__WHAT TO WORK ON__. Return each line of the records holding the string "Ocean".

__PROVIDED RECORDS__.
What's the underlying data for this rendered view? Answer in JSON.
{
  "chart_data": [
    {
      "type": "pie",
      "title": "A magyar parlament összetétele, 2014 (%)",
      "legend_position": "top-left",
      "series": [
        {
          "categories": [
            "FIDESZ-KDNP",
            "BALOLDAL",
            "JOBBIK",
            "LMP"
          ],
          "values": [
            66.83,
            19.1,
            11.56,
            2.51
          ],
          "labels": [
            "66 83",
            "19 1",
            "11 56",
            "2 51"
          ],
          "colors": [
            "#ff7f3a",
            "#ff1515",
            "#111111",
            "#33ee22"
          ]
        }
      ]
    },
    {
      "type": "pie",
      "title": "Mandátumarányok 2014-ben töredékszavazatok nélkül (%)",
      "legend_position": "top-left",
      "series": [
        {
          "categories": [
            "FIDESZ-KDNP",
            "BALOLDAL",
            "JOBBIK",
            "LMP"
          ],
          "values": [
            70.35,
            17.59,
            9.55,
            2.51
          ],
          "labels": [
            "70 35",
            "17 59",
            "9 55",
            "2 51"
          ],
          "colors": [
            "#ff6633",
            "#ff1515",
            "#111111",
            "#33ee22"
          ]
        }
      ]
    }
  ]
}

* * *

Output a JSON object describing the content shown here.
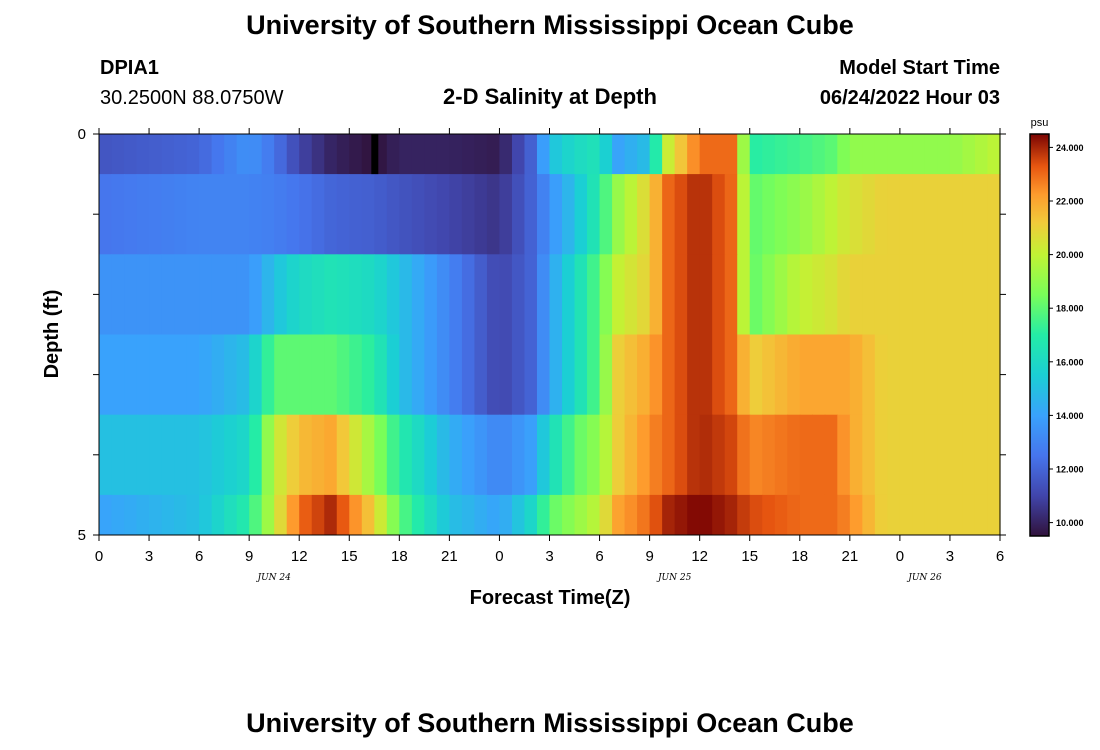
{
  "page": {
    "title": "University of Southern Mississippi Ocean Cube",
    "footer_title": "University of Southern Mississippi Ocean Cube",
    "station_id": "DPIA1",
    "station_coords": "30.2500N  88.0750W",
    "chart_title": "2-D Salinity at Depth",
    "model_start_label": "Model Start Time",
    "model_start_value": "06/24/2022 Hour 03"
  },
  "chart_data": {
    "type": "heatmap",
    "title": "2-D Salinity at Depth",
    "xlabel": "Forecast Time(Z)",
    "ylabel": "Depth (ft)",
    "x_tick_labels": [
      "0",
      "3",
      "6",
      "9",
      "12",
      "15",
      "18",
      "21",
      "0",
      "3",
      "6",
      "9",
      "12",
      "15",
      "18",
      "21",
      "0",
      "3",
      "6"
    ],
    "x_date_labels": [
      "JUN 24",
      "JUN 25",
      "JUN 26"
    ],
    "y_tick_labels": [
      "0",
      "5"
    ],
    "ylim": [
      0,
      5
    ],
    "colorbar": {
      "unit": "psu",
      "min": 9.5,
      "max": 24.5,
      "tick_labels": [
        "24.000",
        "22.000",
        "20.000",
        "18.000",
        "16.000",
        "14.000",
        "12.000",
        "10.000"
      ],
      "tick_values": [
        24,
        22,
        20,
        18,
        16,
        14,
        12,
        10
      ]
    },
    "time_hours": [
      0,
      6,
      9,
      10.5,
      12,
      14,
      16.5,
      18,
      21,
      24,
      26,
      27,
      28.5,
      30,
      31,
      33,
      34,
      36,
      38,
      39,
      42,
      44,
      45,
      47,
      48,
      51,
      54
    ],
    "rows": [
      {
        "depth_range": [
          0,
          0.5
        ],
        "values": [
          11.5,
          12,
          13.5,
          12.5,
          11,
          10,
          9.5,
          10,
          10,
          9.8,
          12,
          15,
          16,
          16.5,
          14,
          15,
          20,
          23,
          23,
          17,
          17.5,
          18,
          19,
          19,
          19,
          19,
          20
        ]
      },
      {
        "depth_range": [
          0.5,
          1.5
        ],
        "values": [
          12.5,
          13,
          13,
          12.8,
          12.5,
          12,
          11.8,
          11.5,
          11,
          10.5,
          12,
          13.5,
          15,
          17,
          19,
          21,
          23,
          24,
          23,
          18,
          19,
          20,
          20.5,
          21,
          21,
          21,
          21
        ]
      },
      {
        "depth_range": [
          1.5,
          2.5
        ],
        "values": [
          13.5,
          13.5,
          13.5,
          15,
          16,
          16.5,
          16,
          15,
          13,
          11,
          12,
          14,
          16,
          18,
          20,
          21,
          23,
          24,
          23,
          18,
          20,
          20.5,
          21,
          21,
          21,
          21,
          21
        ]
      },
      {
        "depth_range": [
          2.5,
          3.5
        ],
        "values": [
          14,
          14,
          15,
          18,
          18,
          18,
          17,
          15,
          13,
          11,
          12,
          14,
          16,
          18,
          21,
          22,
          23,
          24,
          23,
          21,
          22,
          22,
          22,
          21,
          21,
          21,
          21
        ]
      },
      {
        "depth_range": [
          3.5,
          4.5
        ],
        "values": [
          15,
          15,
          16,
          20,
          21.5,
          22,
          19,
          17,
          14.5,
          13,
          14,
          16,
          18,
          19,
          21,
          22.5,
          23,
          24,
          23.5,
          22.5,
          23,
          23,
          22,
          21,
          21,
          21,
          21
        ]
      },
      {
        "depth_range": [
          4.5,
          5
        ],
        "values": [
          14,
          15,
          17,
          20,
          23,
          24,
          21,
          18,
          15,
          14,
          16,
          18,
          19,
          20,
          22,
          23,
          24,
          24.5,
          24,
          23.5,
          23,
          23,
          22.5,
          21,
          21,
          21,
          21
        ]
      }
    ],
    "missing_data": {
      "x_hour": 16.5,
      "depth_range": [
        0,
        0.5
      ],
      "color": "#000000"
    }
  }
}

__RESULT OF THE TASK__.
    "title": "University of Southern Mississippi Ocean Cube",
    "footer_title": "University of Southern Mississippi Ocean Cube",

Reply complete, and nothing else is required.